[START]

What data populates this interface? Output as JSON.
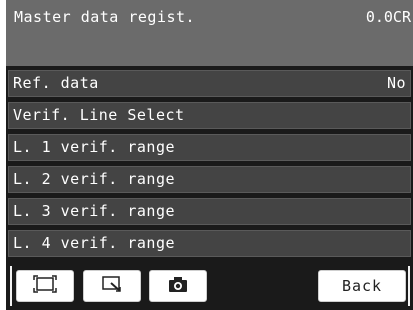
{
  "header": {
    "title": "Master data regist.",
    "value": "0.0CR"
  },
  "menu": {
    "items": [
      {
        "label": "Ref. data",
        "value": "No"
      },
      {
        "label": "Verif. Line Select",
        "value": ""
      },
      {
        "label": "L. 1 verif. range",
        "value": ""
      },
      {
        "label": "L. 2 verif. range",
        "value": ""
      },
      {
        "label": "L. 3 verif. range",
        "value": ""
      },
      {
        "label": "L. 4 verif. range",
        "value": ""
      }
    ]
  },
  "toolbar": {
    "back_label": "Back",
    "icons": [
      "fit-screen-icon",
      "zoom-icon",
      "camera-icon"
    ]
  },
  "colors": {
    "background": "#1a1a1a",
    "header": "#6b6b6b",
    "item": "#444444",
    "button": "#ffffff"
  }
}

[END]

Copy the listing in full and without alteration, omitting every picture.

What data populates this interface? Output as JSON.
{
  "header": {
    "title": "Master data regist.",
    "value": "0.0CR"
  },
  "menu": {
    "items": [
      {
        "label": "Ref. data",
        "value": "No"
      },
      {
        "label": "Verif. Line Select",
        "value": ""
      },
      {
        "label": "L. 1 verif. range",
        "value": ""
      },
      {
        "label": "L. 2 verif. range",
        "value": ""
      },
      {
        "label": "L. 3 verif. range",
        "value": ""
      },
      {
        "label": "L. 4 verif. range",
        "value": ""
      }
    ]
  },
  "toolbar": {
    "back_label": "Back",
    "icons": [
      "fit-screen-icon",
      "zoom-icon",
      "camera-icon"
    ]
  },
  "colors": {
    "background": "#1a1a1a",
    "header": "#6b6b6b",
    "item": "#444444",
    "button": "#ffffff"
  }
}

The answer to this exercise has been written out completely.